> Instruction: For each line in the data below that holds "observations", return a copy.

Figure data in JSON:
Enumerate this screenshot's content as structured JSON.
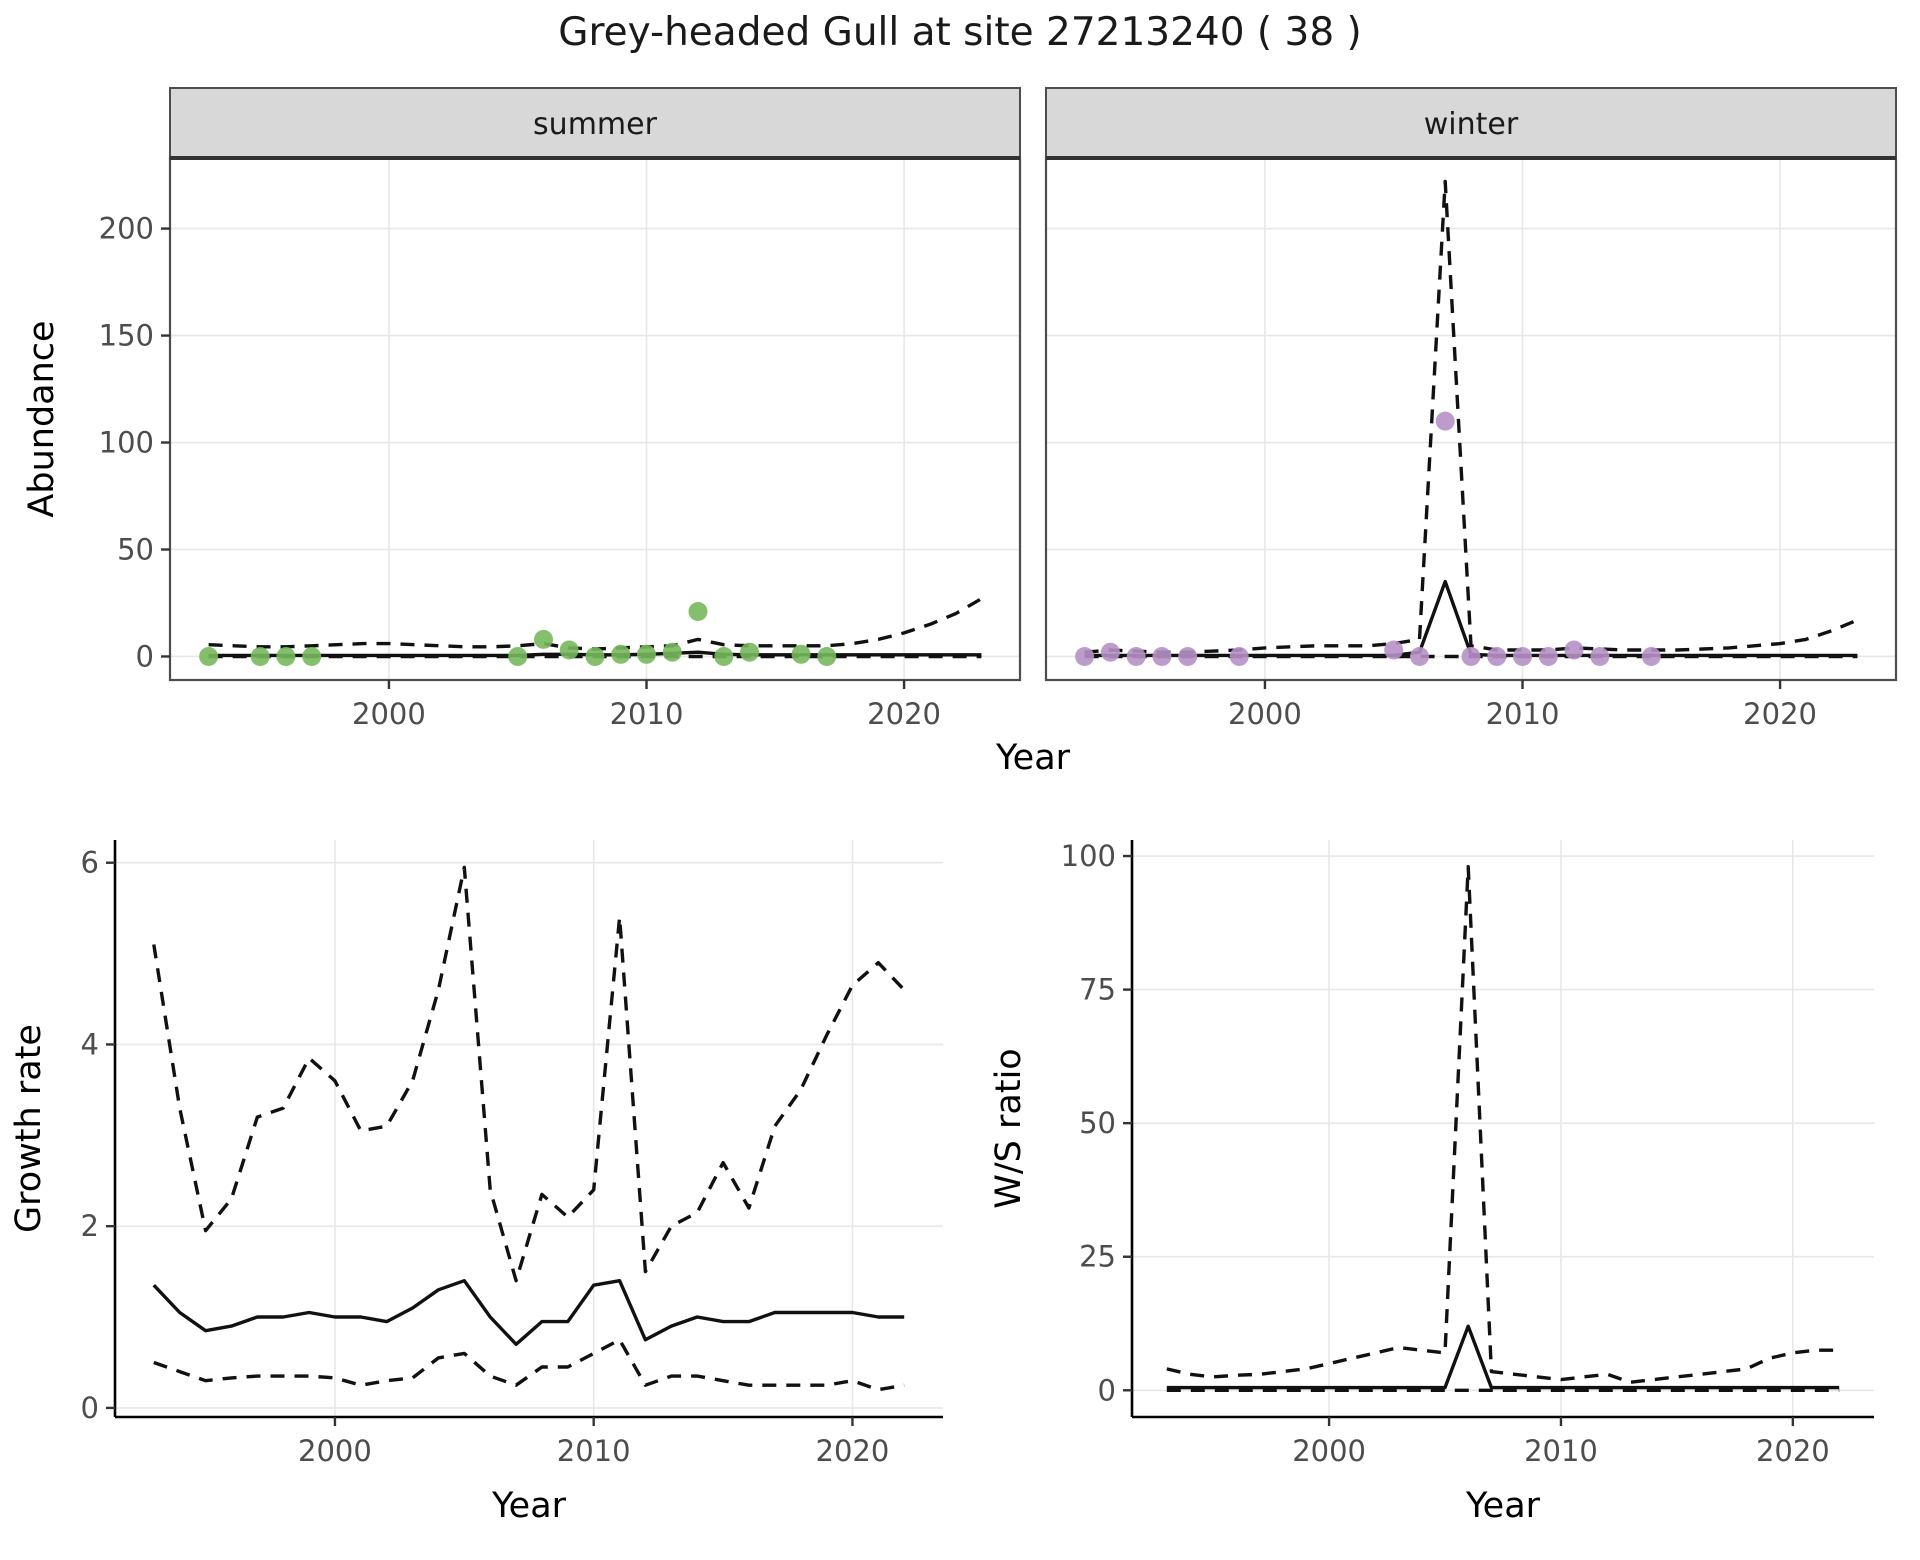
{
  "title": "Grey-headed Gull at site 27213240 ( 38 )",
  "style": {
    "point_summer": "#76b85c",
    "point_winter": "#b691c6",
    "line_color": "#111111",
    "strip_fill": "#d8d8d8",
    "strip_border": "#4d4d4d",
    "panel_border": "#4d4d4d",
    "grid_color": "#e7e7e7",
    "tick_text": "#4d4d4d",
    "axis_line": "#000000"
  },
  "chart_data": [
    {
      "id": "abundance-summer",
      "type": "line",
      "title": "summer",
      "xlabel": "Year",
      "ylabel": "Abundance",
      "xlim": [
        1991.5,
        2024.5
      ],
      "ylim": [
        -11,
        233
      ],
      "xticks": [
        2000,
        2010,
        2020
      ],
      "yticks": [
        0,
        50,
        100,
        150,
        200
      ],
      "x": [
        1993,
        1994,
        1995,
        1996,
        1997,
        1998,
        1999,
        2000,
        2001,
        2002,
        2003,
        2004,
        2005,
        2006,
        2007,
        2008,
        2009,
        2010,
        2011,
        2012,
        2013,
        2014,
        2015,
        2016,
        2017,
        2018,
        2019,
        2020,
        2021,
        2022,
        2023
      ],
      "series": [
        {
          "name": "fit",
          "style": "solid",
          "y": [
            0.5,
            0.5,
            0.5,
            0.5,
            0.5,
            0.5,
            0.5,
            0.5,
            0.5,
            0.5,
            0.5,
            0.5,
            0.5,
            1.0,
            1.0,
            0.8,
            0.8,
            1.0,
            1.5,
            2.0,
            1.0,
            0.8,
            0.8,
            0.8,
            0.8,
            0.8,
            0.8,
            0.8,
            0.8,
            0.8,
            0.8
          ]
        },
        {
          "name": "upper_ci",
          "style": "dashed",
          "y": [
            5.5,
            5.0,
            4.5,
            4.5,
            5.0,
            5.5,
            6.0,
            6.0,
            5.5,
            5.0,
            4.5,
            4.5,
            5.0,
            6.0,
            4.0,
            3.5,
            4.0,
            4.5,
            5.0,
            8.0,
            5.5,
            5.0,
            5.0,
            5.0,
            5.0,
            6.0,
            8.0,
            11,
            15,
            20,
            27
          ]
        },
        {
          "name": "lower_ci",
          "style": "dashed",
          "y": [
            0,
            0,
            0,
            0,
            0,
            0,
            0,
            0,
            0,
            0,
            0,
            0,
            0,
            0,
            0,
            0,
            0,
            0,
            0,
            0,
            0,
            0,
            0,
            0,
            0,
            0,
            0,
            0,
            0,
            0,
            0
          ]
        }
      ],
      "points": {
        "name": "summer-observations",
        "color": "#76b85c",
        "x": [
          1993,
          1995,
          1996,
          1997,
          2005,
          2006,
          2007,
          2008,
          2009,
          2010,
          2011,
          2012,
          2013,
          2014,
          2016,
          2017
        ],
        "y": [
          0,
          0,
          0,
          0,
          0,
          8,
          3,
          0,
          1,
          1,
          2,
          21,
          0,
          2,
          1,
          0
        ]
      }
    },
    {
      "id": "abundance-winter",
      "type": "line",
      "title": "winter",
      "xlabel": "Year",
      "ylabel": "Abundance",
      "xlim": [
        1991.5,
        2024.5
      ],
      "ylim": [
        -11,
        233
      ],
      "xticks": [
        2000,
        2010,
        2020
      ],
      "yticks": [
        0,
        50,
        100,
        150,
        200
      ],
      "x": [
        1993,
        1994,
        1995,
        1996,
        1997,
        1998,
        1999,
        2000,
        2001,
        2002,
        2003,
        2004,
        2005,
        2006,
        2007,
        2008,
        2009,
        2010,
        2011,
        2012,
        2013,
        2014,
        2015,
        2016,
        2017,
        2018,
        2019,
        2020,
        2021,
        2022,
        2023
      ],
      "series": [
        {
          "name": "fit",
          "style": "solid",
          "y": [
            0.5,
            0.5,
            0.5,
            0.5,
            0.5,
            0.5,
            0.5,
            0.5,
            0.5,
            0.5,
            0.5,
            0.5,
            0.5,
            2,
            35,
            1,
            0.5,
            0.5,
            0.5,
            0.5,
            0.5,
            0.5,
            0.5,
            0.5,
            0.5,
            0.5,
            0.5,
            0.5,
            0.5,
            0.5,
            0.5
          ]
        },
        {
          "name": "upper_ci",
          "style": "dashed",
          "y": [
            2,
            3,
            2.5,
            2,
            2,
            2.5,
            3,
            4,
            4.5,
            5,
            5,
            5,
            6,
            8,
            222,
            5,
            3,
            3,
            3,
            4,
            3.5,
            3,
            3,
            3,
            3.5,
            4,
            5,
            6,
            8,
            12,
            17
          ]
        },
        {
          "name": "lower_ci",
          "style": "dashed",
          "y": [
            0,
            0,
            0,
            0,
            0,
            0,
            0,
            0,
            0,
            0,
            0,
            0,
            0,
            0,
            0,
            0,
            0,
            0,
            0,
            0,
            0,
            0,
            0,
            0,
            0,
            0,
            0,
            0,
            0,
            0,
            0
          ]
        }
      ],
      "points": {
        "name": "winter-observations",
        "color": "#b691c6",
        "x": [
          1993,
          1994,
          1995,
          1996,
          1997,
          1999,
          2005,
          2006,
          2007,
          2008,
          2009,
          2010,
          2011,
          2012,
          2013,
          2015
        ],
        "y": [
          0,
          2,
          0,
          0,
          0,
          0,
          3,
          0,
          110,
          0,
          0,
          0,
          0,
          3,
          0,
          0
        ]
      }
    },
    {
      "id": "growth-rate",
      "type": "line",
      "title": "",
      "xlabel": "Year",
      "ylabel": "Growth rate",
      "xlim": [
        1991.5,
        2023.5
      ],
      "ylim": [
        -0.1,
        6.25
      ],
      "xticks": [
        2000,
        2010,
        2020
      ],
      "yticks": [
        0,
        2,
        4,
        6
      ],
      "x": [
        1993,
        1994,
        1995,
        1996,
        1997,
        1998,
        1999,
        2000,
        2001,
        2002,
        2003,
        2004,
        2005,
        2006,
        2007,
        2008,
        2009,
        2010,
        2011,
        2012,
        2013,
        2014,
        2015,
        2016,
        2017,
        2018,
        2019,
        2020,
        2021,
        2022
      ],
      "series": [
        {
          "name": "fit",
          "style": "solid",
          "y": [
            1.35,
            1.05,
            0.85,
            0.9,
            1.0,
            1.0,
            1.05,
            1.0,
            1.0,
            0.95,
            1.1,
            1.3,
            1.4,
            1.0,
            0.7,
            0.95,
            0.95,
            1.35,
            1.4,
            0.75,
            0.9,
            1.0,
            0.95,
            0.95,
            1.05,
            1.05,
            1.05,
            1.05,
            1.0,
            1.0
          ]
        },
        {
          "name": "upper_ci",
          "style": "dashed",
          "y": [
            5.1,
            3.3,
            1.95,
            2.3,
            3.2,
            3.3,
            3.85,
            3.6,
            3.05,
            3.1,
            3.6,
            4.6,
            5.95,
            2.4,
            1.4,
            2.35,
            2.1,
            2.4,
            5.4,
            1.5,
            2.0,
            2.15,
            2.7,
            2.2,
            3.1,
            3.5,
            4.1,
            4.65,
            4.9,
            4.6
          ]
        },
        {
          "name": "lower_ci",
          "style": "dashed",
          "y": [
            0.5,
            0.4,
            0.3,
            0.33,
            0.35,
            0.35,
            0.35,
            0.33,
            0.25,
            0.3,
            0.33,
            0.55,
            0.6,
            0.35,
            0.25,
            0.45,
            0.45,
            0.6,
            0.75,
            0.25,
            0.35,
            0.35,
            0.3,
            0.25,
            0.25,
            0.25,
            0.25,
            0.3,
            0.2,
            0.25
          ]
        }
      ]
    },
    {
      "id": "ws-ratio",
      "type": "line",
      "title": "",
      "xlabel": "Year",
      "ylabel": "W/S ratio",
      "xlim": [
        1991.5,
        2023.5
      ],
      "ylim": [
        -5,
        103
      ],
      "xticks": [
        2000,
        2010,
        2020
      ],
      "yticks": [
        0,
        25,
        50,
        75,
        100
      ],
      "x": [
        1993,
        1994,
        1995,
        1996,
        1997,
        1998,
        1999,
        2000,
        2001,
        2002,
        2003,
        2004,
        2005,
        2006,
        2007,
        2008,
        2009,
        2010,
        2011,
        2012,
        2013,
        2014,
        2015,
        2016,
        2017,
        2018,
        2019,
        2020,
        2021,
        2022
      ],
      "series": [
        {
          "name": "fit",
          "style": "solid",
          "y": [
            0.5,
            0.5,
            0.5,
            0.5,
            0.5,
            0.5,
            0.5,
            0.5,
            0.5,
            0.5,
            0.5,
            0.5,
            0.5,
            12,
            0.5,
            0.5,
            0.5,
            0.5,
            0.5,
            0.5,
            0.5,
            0.5,
            0.5,
            0.5,
            0.5,
            0.5,
            0.5,
            0.5,
            0.5,
            0.5
          ]
        },
        {
          "name": "upper_ci",
          "style": "dashed",
          "y": [
            4,
            3,
            2.5,
            2.8,
            3,
            3.5,
            4,
            5,
            6,
            7,
            8,
            7.5,
            7,
            98,
            3.5,
            3,
            2.5,
            2,
            2.5,
            3,
            1.5,
            2,
            2.5,
            3,
            3.5,
            4,
            6,
            7,
            7.5,
            7.5
          ]
        },
        {
          "name": "lower_ci",
          "style": "dashed",
          "y": [
            0,
            0,
            0,
            0,
            0,
            0,
            0,
            0,
            0,
            0,
            0,
            0,
            0,
            0,
            0,
            0,
            0,
            0,
            0,
            0,
            0,
            0,
            0,
            0,
            0,
            0,
            0,
            0,
            0,
            0
          ]
        }
      ]
    }
  ]
}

> Expected output:
        "name": "summer-observations",
        "name": "winter-observations",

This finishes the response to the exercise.